REQUIREMENT = Output every entry exactly, from the first line to the last.

::: DATASET CONTENT

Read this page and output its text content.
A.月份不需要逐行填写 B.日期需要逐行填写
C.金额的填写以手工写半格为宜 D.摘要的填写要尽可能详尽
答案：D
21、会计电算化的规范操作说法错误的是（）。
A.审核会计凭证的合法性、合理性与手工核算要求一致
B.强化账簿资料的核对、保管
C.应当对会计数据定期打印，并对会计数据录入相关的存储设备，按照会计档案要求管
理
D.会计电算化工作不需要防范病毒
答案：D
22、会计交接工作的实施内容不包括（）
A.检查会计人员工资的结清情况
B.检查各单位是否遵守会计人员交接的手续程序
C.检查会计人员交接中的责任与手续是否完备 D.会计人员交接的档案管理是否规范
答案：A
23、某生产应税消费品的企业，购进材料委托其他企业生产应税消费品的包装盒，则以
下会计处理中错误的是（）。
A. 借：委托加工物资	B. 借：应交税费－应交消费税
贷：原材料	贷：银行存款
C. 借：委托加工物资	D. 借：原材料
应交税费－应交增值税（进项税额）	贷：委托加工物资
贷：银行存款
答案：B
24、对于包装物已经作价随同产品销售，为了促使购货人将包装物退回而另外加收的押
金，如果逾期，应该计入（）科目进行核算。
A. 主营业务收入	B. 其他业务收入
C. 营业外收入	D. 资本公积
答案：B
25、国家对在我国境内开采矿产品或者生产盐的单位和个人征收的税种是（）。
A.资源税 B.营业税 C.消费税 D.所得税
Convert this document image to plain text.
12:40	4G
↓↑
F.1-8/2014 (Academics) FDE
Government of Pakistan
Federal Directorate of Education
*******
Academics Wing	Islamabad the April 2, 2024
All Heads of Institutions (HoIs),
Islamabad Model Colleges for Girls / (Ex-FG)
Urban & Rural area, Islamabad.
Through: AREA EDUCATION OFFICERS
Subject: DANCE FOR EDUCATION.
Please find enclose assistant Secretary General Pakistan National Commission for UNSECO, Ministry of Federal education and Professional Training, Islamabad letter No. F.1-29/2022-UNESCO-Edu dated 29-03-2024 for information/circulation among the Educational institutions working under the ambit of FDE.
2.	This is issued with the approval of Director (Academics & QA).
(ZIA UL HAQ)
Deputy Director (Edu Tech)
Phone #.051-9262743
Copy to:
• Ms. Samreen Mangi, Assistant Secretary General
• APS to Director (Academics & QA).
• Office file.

::::::

EXERCISE ANSWER =
Read this page and output its text content.
A.月份不需要逐行填写 B.日期需要逐行填写
C.金额的填写以手工写半格为宜 D.摘要的填写要尽可能详尽
答案：D
21、会计电算化的规范操作说法错误的是（）。
A.审核会计凭证的合法性、合理性与手工核算要求一致
B.强化账簿资料的核对、保管
C.应当对会计数据定期打印，并对会计数据录入相关的存储设备，按照会计档案要求管
理
D.会计电算化工作不需要防范病毒
答案：D
22、会计交接工作的实施内容不包括（）
A.检查会计人员工资的结清情况
B.检查各单位是否遵守会计人员交接的手续程序
C.检查会计人员交接中的责任与手续是否完备 D.会计人员交接的档案管理是否规范
答案：A
23、某生产应税消费品的企业，购进材料委托其他企业生产应税消费品的包装盒，则以
下会计处理中错误的是（）。
A. 借：委托加工物资	B. 借：应交税费－应交消费税
贷：原材料	贷：银行存款
C. 借：委托加工物资	D. 借：原材料
应交税费－应交增值税（进项税额）	贷：委托加工物资
贷：银行存款
答案：B
24、对于包装物已经作价随同产品销售，为了促使购货人将包装物退回而另外加收的押
金，如果逾期，应该计入（）科目进行核算。
A. 主营业务收入	B. 其他业务收入
C. 营业外收入	D. 资本公积
答案：B
25、国家对在我国境内开采矿产品或者生产盐的单位和个人征收的税种是（）。
A.资源税 B.营业税 C.消费税 D.所得税
Convert this document image to plain text.
12:40	4G
↓↑
F.1-8/2014 (Academics) FDE
Government of Pakistan
Federal Directorate of Education
*******
Academics Wing	Islamabad the April 2, 2024
All Heads of Institutions (HoIs),
Islamabad Model Colleges for Girls / (Ex-FG)
Urban & Rural area, Islamabad.
Through: AREA EDUCATION OFFICERS
Subject: DANCE FOR EDUCATION.
Please find enclose assistant Secretary General Pakistan National Commission for UNSECO, Ministry of Federal education and Professional Training, Islamabad letter No. F.1-29/2022-UNESCO-Edu dated 29-03-2024 for information/circulation among the Educational institutions working under the ambit of FDE.
2.	This is issued with the approval of Director (Academics & QA).
(ZIA UL HAQ)
Deputy Director (Edu Tech)
Phone #.051-9262743
Copy to:
• Ms. Samreen Mangi, Assistant Secretary General
• APS to Director (Academics & QA).
• Office file.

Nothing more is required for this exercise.